(GIVEN REQUEST): Gather, from the data below, each line in which the word "Temperature" occurs.

-- Begin DATA FOR PROCESSING --

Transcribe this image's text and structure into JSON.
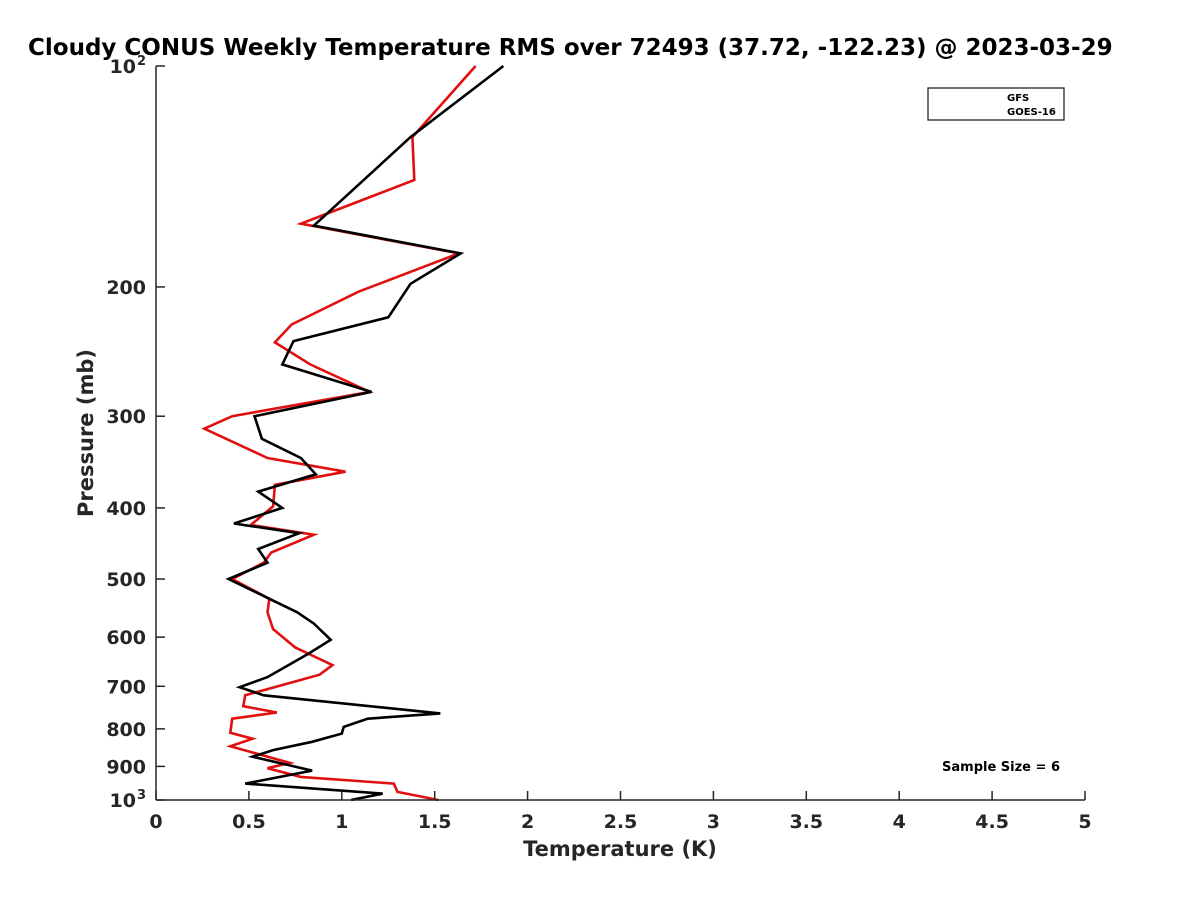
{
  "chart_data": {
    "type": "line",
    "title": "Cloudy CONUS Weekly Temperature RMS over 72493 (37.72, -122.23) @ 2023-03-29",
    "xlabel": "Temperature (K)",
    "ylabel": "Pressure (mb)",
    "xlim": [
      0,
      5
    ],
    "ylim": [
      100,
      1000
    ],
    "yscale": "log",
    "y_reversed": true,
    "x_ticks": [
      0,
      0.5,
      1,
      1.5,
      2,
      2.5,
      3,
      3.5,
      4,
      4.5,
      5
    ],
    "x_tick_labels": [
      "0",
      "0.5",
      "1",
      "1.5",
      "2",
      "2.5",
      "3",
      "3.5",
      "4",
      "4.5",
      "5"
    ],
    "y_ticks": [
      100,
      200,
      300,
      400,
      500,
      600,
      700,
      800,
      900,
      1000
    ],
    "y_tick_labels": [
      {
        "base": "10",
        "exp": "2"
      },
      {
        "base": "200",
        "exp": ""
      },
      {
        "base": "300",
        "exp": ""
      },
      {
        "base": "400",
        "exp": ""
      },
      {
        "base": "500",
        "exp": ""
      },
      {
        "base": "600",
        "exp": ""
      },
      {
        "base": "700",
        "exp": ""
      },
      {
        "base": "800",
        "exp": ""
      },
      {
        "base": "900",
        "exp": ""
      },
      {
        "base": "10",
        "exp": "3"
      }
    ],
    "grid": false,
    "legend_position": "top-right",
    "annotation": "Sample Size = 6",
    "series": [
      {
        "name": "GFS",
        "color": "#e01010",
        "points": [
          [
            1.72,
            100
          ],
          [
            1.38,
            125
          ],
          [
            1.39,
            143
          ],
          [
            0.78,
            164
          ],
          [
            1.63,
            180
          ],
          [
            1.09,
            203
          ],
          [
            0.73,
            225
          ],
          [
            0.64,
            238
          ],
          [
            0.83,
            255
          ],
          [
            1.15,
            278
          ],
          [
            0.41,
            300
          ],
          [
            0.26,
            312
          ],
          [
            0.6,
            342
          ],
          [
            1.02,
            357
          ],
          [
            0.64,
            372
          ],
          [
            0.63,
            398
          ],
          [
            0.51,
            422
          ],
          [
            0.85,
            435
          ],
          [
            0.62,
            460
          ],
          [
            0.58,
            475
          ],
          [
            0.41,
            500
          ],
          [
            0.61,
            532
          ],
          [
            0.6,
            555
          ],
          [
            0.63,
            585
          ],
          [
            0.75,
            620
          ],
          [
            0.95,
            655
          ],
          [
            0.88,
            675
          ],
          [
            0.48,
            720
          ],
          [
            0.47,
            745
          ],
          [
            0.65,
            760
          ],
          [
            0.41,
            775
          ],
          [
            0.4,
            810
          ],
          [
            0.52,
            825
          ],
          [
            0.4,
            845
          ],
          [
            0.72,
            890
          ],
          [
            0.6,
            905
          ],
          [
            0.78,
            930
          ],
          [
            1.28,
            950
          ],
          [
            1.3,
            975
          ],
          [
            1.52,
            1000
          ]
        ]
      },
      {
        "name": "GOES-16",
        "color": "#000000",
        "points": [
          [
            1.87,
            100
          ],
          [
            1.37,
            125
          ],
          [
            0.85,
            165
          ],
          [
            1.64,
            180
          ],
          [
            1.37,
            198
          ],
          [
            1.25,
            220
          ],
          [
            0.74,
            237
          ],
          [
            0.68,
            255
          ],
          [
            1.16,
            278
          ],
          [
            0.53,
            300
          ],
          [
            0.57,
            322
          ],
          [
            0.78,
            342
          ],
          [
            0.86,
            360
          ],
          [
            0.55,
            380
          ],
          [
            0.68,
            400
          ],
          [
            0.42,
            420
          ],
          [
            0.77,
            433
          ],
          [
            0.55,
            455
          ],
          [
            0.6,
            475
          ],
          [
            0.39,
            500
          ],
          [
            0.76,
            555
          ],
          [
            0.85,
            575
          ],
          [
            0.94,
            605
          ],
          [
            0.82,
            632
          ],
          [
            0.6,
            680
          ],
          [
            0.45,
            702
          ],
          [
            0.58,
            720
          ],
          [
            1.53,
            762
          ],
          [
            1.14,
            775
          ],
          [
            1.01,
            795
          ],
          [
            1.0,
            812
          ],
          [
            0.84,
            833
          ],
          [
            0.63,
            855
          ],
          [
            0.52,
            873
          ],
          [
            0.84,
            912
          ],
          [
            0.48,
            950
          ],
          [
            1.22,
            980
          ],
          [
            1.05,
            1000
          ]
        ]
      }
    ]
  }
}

-- End DATA FOR PROCESSING --
-- Begin DATA FOR PROCESSING --

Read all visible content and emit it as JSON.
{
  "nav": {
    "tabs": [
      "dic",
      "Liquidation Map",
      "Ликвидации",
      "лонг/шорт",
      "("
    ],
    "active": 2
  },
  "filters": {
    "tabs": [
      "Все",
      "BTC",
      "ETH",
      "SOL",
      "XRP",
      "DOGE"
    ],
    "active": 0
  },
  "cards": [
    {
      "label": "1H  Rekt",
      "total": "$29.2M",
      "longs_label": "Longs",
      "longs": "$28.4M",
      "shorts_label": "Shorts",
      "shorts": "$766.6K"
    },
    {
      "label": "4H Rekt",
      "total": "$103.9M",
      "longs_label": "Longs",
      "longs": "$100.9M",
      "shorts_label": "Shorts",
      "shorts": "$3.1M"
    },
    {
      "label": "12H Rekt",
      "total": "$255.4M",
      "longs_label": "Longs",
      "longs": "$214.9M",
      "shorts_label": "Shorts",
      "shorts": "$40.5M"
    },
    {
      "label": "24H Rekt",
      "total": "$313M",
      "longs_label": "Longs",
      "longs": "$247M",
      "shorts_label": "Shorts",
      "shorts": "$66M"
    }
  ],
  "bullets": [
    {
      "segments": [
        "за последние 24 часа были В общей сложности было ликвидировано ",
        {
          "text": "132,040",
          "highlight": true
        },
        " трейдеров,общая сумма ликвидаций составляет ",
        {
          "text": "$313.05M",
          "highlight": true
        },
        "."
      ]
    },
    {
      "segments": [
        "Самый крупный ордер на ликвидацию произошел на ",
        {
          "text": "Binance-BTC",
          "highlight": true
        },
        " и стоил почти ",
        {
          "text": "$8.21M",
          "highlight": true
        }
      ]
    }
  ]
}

-- End DATA FOR PROCESSING --

(COMPLETE RESPONSE):
    "title": "Cloudy CONUS Weekly Temperature RMS over 72493 (37.72, -122.23) @ 2023-03-29",
    "xlabel": "Temperature (K)",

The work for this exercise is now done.